Exercise directions:
Count how many lines include "xlabel" and answer with that number only.

Extracted records:
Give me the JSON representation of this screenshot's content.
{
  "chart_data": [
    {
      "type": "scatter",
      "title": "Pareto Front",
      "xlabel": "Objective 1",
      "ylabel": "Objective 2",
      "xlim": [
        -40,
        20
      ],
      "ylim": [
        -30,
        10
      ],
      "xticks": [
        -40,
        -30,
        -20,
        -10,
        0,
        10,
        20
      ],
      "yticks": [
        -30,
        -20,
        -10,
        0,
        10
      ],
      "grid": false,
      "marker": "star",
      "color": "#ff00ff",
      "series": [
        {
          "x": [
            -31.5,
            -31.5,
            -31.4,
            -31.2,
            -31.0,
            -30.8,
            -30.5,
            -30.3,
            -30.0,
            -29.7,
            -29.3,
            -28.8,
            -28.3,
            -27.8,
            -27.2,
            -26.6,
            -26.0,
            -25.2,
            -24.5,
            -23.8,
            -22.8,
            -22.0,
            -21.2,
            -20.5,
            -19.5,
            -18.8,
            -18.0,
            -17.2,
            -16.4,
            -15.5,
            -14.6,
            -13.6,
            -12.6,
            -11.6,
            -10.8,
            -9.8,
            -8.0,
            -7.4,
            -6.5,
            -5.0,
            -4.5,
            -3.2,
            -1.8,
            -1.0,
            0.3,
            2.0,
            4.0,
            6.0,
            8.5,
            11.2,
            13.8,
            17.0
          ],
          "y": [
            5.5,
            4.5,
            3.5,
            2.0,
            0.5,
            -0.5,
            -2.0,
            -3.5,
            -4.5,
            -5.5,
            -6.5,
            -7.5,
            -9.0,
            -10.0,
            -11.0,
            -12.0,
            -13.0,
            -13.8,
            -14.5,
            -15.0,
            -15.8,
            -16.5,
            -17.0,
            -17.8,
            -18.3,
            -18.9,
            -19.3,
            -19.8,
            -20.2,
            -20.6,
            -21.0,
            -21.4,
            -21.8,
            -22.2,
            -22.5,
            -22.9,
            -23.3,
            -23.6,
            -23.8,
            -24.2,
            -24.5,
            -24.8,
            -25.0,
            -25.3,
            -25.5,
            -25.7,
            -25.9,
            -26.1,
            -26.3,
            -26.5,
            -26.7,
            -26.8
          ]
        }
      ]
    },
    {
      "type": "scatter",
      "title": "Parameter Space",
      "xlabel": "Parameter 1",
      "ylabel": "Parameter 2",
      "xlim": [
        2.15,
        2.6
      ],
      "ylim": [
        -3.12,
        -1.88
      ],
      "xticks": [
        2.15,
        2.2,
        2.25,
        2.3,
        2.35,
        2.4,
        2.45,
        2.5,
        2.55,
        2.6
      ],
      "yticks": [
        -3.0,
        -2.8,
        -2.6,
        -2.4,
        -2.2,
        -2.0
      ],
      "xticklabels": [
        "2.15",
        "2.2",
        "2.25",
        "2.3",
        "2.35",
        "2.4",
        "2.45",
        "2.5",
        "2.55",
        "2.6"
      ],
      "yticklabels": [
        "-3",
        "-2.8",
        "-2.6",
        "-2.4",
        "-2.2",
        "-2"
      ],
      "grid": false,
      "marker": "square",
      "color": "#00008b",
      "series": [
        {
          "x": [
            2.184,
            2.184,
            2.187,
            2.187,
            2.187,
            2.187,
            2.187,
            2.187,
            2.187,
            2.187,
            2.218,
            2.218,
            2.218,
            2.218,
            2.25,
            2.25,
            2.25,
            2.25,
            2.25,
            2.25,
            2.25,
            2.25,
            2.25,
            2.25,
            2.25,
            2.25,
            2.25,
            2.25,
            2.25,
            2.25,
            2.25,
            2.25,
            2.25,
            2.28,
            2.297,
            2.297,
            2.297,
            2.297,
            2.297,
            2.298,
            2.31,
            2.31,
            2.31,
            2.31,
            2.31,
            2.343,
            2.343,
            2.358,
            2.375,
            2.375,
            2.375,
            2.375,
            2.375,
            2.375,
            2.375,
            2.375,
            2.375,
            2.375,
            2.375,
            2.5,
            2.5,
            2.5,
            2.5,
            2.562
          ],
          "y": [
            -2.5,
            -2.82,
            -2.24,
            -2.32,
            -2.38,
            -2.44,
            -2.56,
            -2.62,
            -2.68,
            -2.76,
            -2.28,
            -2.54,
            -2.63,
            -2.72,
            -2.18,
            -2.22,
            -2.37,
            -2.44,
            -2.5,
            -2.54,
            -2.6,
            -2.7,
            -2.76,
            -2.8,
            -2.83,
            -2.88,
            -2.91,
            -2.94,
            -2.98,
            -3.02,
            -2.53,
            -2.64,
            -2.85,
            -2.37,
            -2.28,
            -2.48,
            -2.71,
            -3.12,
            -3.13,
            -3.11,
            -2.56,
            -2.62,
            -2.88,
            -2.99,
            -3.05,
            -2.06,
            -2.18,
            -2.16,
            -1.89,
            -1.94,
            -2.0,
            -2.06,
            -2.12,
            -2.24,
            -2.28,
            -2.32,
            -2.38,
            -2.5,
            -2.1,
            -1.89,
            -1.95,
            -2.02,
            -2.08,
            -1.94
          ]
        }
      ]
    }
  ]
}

Result of this task:
2